- _Task objective_
Retype the whole listing verbatim and keep the pictures out of it.

- _Rows from a dataset_
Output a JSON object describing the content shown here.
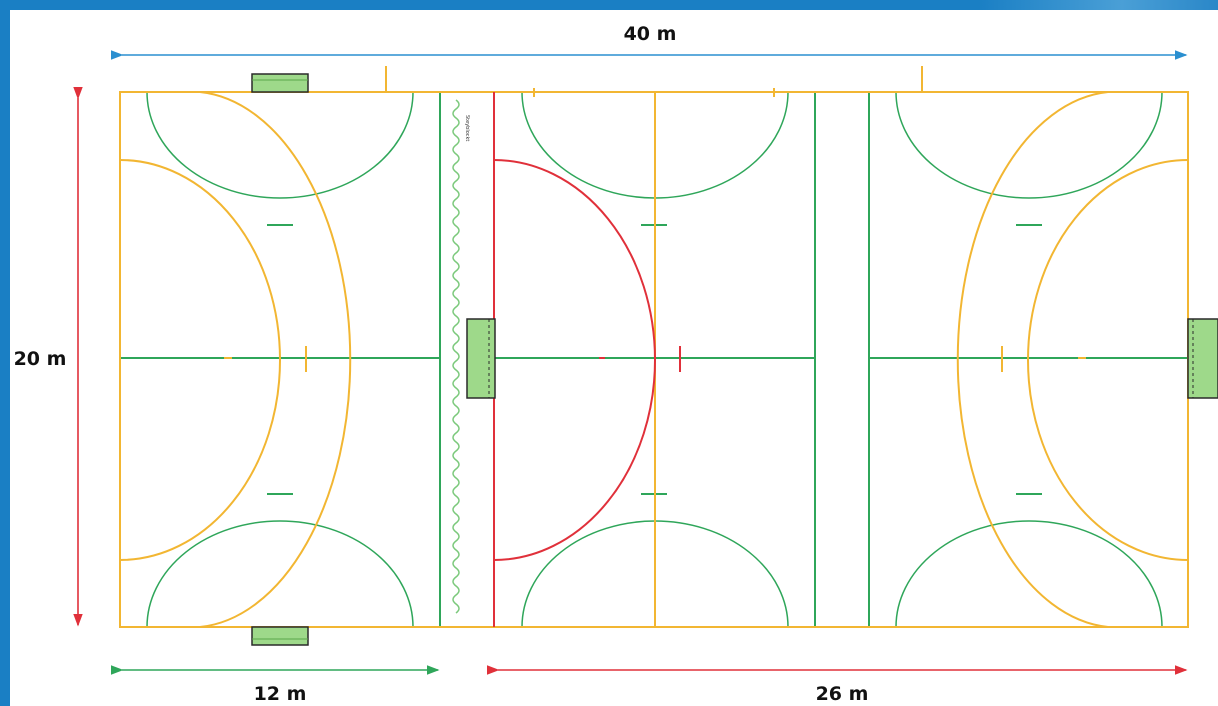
{
  "dimensions": {
    "length": "40 m",
    "width": "20 m",
    "zone_a": "12 m",
    "zone_b": "26 m"
  },
  "zone_label": "Steyblockt",
  "colors": {
    "yellow": "#f2b632",
    "green": "#2fa65a",
    "red": "#e0303a",
    "blue": "#2a8fd0",
    "goal_fill": "#9ed98a",
    "frame": "#1a7fc4"
  }
}
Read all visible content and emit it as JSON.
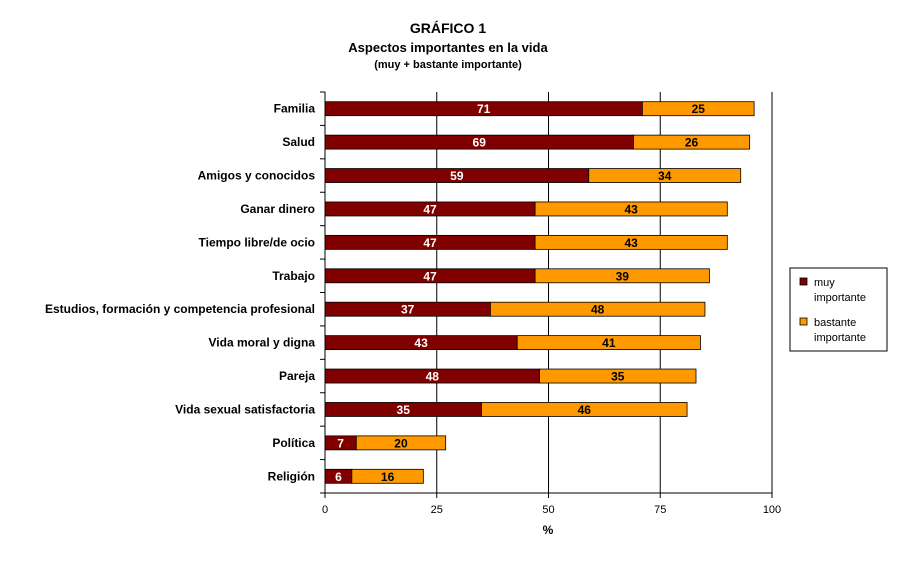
{
  "chart_data": {
    "type": "bar",
    "orientation": "horizontal",
    "stacked": true,
    "title": "GRÁFICO 1",
    "subtitle": "Aspectos importantes en la vida",
    "subsubtitle": "(muy + bastante importante)",
    "xlabel": "%",
    "ylabel": "",
    "xlim": [
      0,
      100
    ],
    "xticks": [
      0,
      25,
      50,
      75,
      100
    ],
    "grid": "vertical major lines",
    "legend_position": "right",
    "categories": [
      "Familia",
      "Salud",
      "Amigos y conocidos",
      "Ganar dinero",
      "Tiempo libre/de ocio",
      "Trabajo",
      "Estudios, formación y competencia profesional",
      "Vida moral y digna",
      "Pareja",
      "Vida sexual satisfactoria",
      "Política",
      "Religión"
    ],
    "series": [
      {
        "name": "muy importante",
        "color": "#800000",
        "label_color": "#ffffff",
        "values": [
          71,
          69,
          59,
          47,
          47,
          47,
          37,
          43,
          48,
          35,
          7,
          6
        ]
      },
      {
        "name": "bastante importante",
        "color": "#FF9900",
        "label_color": "#000000",
        "values": [
          25,
          26,
          34,
          43,
          43,
          39,
          48,
          41,
          35,
          46,
          20,
          16
        ]
      }
    ]
  }
}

- _Answer to the task_
Output a JSON object describing the content shown here.
{
  "dimensions": {
    "length": "40 m",
    "width": "20 m",
    "zone_a": "12 m",
    "zone_b": "26 m"
  },
  "zone_label": "Steyblockt",
  "colors": {
    "yellow": "#f2b632",
    "green": "#2fa65a",
    "red": "#e0303a",
    "blue": "#2a8fd0",
    "goal_fill": "#9ed98a",
    "frame": "#1a7fc4"
  }
}
Read all visible content and emit it as JSON.
{
  "chart_data": {
    "type": "bar",
    "orientation": "horizontal",
    "stacked": true,
    "title": "GRÁFICO 1",
    "subtitle": "Aspectos importantes en la vida",
    "subsubtitle": "(muy + bastante importante)",
    "xlabel": "%",
    "ylabel": "",
    "xlim": [
      0,
      100
    ],
    "xticks": [
      0,
      25,
      50,
      75,
      100
    ],
    "grid": "vertical major lines",
    "legend_position": "right",
    "categories": [
      "Familia",
      "Salud",
      "Amigos y conocidos",
      "Ganar dinero",
      "Tiempo libre/de ocio",
      "Trabajo",
      "Estudios, formación y competencia profesional",
      "Vida moral y digna",
      "Pareja",
      "Vida sexual satisfactoria",
      "Política",
      "Religión"
    ],
    "series": [
      {
        "name": "muy importante",
        "color": "#800000",
        "label_color": "#ffffff",
        "values": [
          71,
          69,
          59,
          47,
          47,
          47,
          37,
          43,
          48,
          35,
          7,
          6
        ]
      },
      {
        "name": "bastante importante",
        "color": "#FF9900",
        "label_color": "#000000",
        "values": [
          25,
          26,
          34,
          43,
          43,
          39,
          48,
          41,
          35,
          46,
          20,
          16
        ]
      }
    ]
  }
}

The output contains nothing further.